## Problem description
With the pictures omitted, write out the entries that follow exactly as they stand.

[Start]

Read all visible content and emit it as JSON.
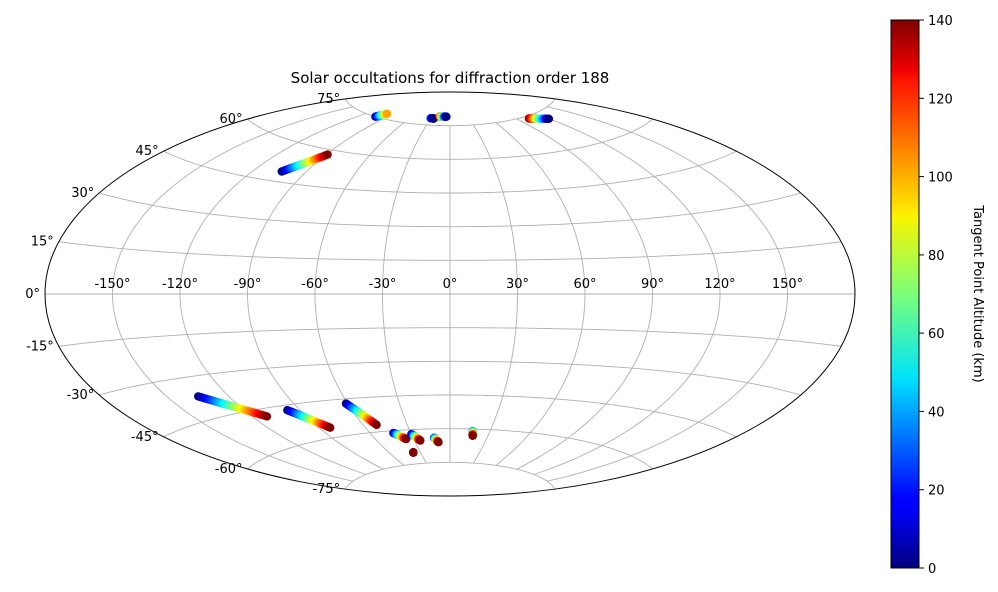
{
  "chart_data": {
    "type": "scatter",
    "projection": "aitoff",
    "title": "Solar occultations for diffraction order 188",
    "xlabel": "",
    "ylabel": "",
    "grid": true,
    "lon_ticks": [
      -150,
      -120,
      -90,
      -60,
      -30,
      0,
      30,
      60,
      90,
      120,
      150
    ],
    "lon_tick_labels": [
      "-150°",
      "-120°",
      "-90°",
      "-60°",
      "-30°",
      "0°",
      "30°",
      "60°",
      "90°",
      "120°",
      "150°"
    ],
    "lat_ticks": [
      -75,
      -60,
      -45,
      -30,
      -15,
      0,
      15,
      30,
      45,
      60,
      75
    ],
    "lat_tick_labels": [
      "-75°",
      "-60°",
      "-45°",
      "-30°",
      "-15°",
      "0°",
      "15°",
      "30°",
      "45°",
      "60°",
      "75°"
    ],
    "colorbar": {
      "label": "Tangent Point Altitude (km)",
      "colormap": "jet",
      "range": [
        0,
        140
      ],
      "ticks": [
        0,
        20,
        40,
        60,
        80,
        100,
        120,
        140
      ],
      "tick_labels": [
        "0",
        "20",
        "40",
        "60",
        "80",
        "100",
        "120",
        "140"
      ]
    },
    "tracks": [
      {
        "lon_start": -135,
        "lat_start": -37,
        "lon_end": -112,
        "lat_end": -48,
        "alt_start": 0,
        "alt_end": 140
      },
      {
        "lon_start": -97,
        "lat_start": -47,
        "lon_end": -83,
        "lat_end": -56,
        "alt_start": 0,
        "alt_end": 140
      },
      {
        "lon_start": -61,
        "lat_start": -47,
        "lon_end": -51,
        "lat_end": -57,
        "alt_start": 0,
        "alt_end": 140
      },
      {
        "lon_start": -43,
        "lat_start": -61,
        "lon_end": -36,
        "lat_end": -64,
        "alt_start": 0,
        "alt_end": 140
      },
      {
        "lon_start": -30,
        "lat_start": -62,
        "lon_end": -25,
        "lat_end": -65,
        "alt_start": 0,
        "alt_end": 140
      },
      {
        "lon_start": -13,
        "lat_start": -64,
        "lon_end": -10,
        "lat_end": -66,
        "alt_start": 20,
        "alt_end": 140
      },
      {
        "lon_start": 17,
        "lat_start": -61,
        "lon_end": 18,
        "lat_end": -63,
        "alt_start": 30,
        "alt_end": 140
      },
      {
        "lon_start": -37,
        "lat_start": -70,
        "lon_end": -37,
        "lat_end": -70,
        "alt_start": 140,
        "alt_end": 140
      },
      {
        "lon_start": -104,
        "lat_start": 49,
        "lon_end": -89,
        "lat_end": 58,
        "alt_start": 0,
        "alt_end": 140
      },
      {
        "lon_start": -103,
        "lat_start": 75,
        "lon_end": -98,
        "lat_end": 77,
        "alt_start": 0,
        "alt_end": 100
      },
      {
        "lon_start": -30,
        "lat_start": 78,
        "lon_end": -25,
        "lat_end": 78,
        "alt_start": 30,
        "alt_end": 0
      },
      {
        "lon_start": -17,
        "lat_start": 79,
        "lon_end": -6,
        "lat_end": 79,
        "alt_start": 120,
        "alt_end": 0
      },
      {
        "lon_start": 103,
        "lat_start": 74,
        "lon_end": 120,
        "lat_end": 72,
        "alt_start": 140,
        "alt_end": 0
      }
    ]
  }
}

[End]

## Solution
Read all visible content and emit it as JSON.
{
  "chart_data": {
    "type": "scatter",
    "projection": "aitoff",
    "title": "Solar occultations for diffraction order 188",
    "xlabel": "",
    "ylabel": "",
    "grid": true,
    "lon_ticks": [
      -150,
      -120,
      -90,
      -60,
      -30,
      0,
      30,
      60,
      90,
      120,
      150
    ],
    "lon_tick_labels": [
      "-150°",
      "-120°",
      "-90°",
      "-60°",
      "-30°",
      "0°",
      "30°",
      "60°",
      "90°",
      "120°",
      "150°"
    ],
    "lat_ticks": [
      -75,
      -60,
      -45,
      -30,
      -15,
      0,
      15,
      30,
      45,
      60,
      75
    ],
    "lat_tick_labels": [
      "-75°",
      "-60°",
      "-45°",
      "-30°",
      "-15°",
      "0°",
      "15°",
      "30°",
      "45°",
      "60°",
      "75°"
    ],
    "colorbar": {
      "label": "Tangent Point Altitude (km)",
      "colormap": "jet",
      "range": [
        0,
        140
      ],
      "ticks": [
        0,
        20,
        40,
        60,
        80,
        100,
        120,
        140
      ],
      "tick_labels": [
        "0",
        "20",
        "40",
        "60",
        "80",
        "100",
        "120",
        "140"
      ]
    },
    "tracks": [
      {
        "lon_start": -135,
        "lat_start": -37,
        "lon_end": -112,
        "lat_end": -48,
        "alt_start": 0,
        "alt_end": 140
      },
      {
        "lon_start": -97,
        "lat_start": -47,
        "lon_end": -83,
        "lat_end": -56,
        "alt_start": 0,
        "alt_end": 140
      },
      {
        "lon_start": -61,
        "lat_start": -47,
        "lon_end": -51,
        "lat_end": -57,
        "alt_start": 0,
        "alt_end": 140
      },
      {
        "lon_start": -43,
        "lat_start": -61,
        "lon_end": -36,
        "lat_end": -64,
        "alt_start": 0,
        "alt_end": 140
      },
      {
        "lon_start": -30,
        "lat_start": -62,
        "lon_end": -25,
        "lat_end": -65,
        "alt_start": 0,
        "alt_end": 140
      },
      {
        "lon_start": -13,
        "lat_start": -64,
        "lon_end": -10,
        "lat_end": -66,
        "alt_start": 20,
        "alt_end": 140
      },
      {
        "lon_start": 17,
        "lat_start": -61,
        "lon_end": 18,
        "lat_end": -63,
        "alt_start": 30,
        "alt_end": 140
      },
      {
        "lon_start": -37,
        "lat_start": -70,
        "lon_end": -37,
        "lat_end": -70,
        "alt_start": 140,
        "alt_end": 140
      },
      {
        "lon_start": -104,
        "lat_start": 49,
        "lon_end": -89,
        "lat_end": 58,
        "alt_start": 0,
        "alt_end": 140
      },
      {
        "lon_start": -103,
        "lat_start": 75,
        "lon_end": -98,
        "lat_end": 77,
        "alt_start": 0,
        "alt_end": 100
      },
      {
        "lon_start": -30,
        "lat_start": 78,
        "lon_end": -25,
        "lat_end": 78,
        "alt_start": 30,
        "alt_end": 0
      },
      {
        "lon_start": -17,
        "lat_start": 79,
        "lon_end": -6,
        "lat_end": 79,
        "alt_start": 120,
        "alt_end": 0
      },
      {
        "lon_start": 103,
        "lat_start": 74,
        "lon_end": 120,
        "lat_end": 72,
        "alt_start": 140,
        "alt_end": 0
      }
    ]
  }
}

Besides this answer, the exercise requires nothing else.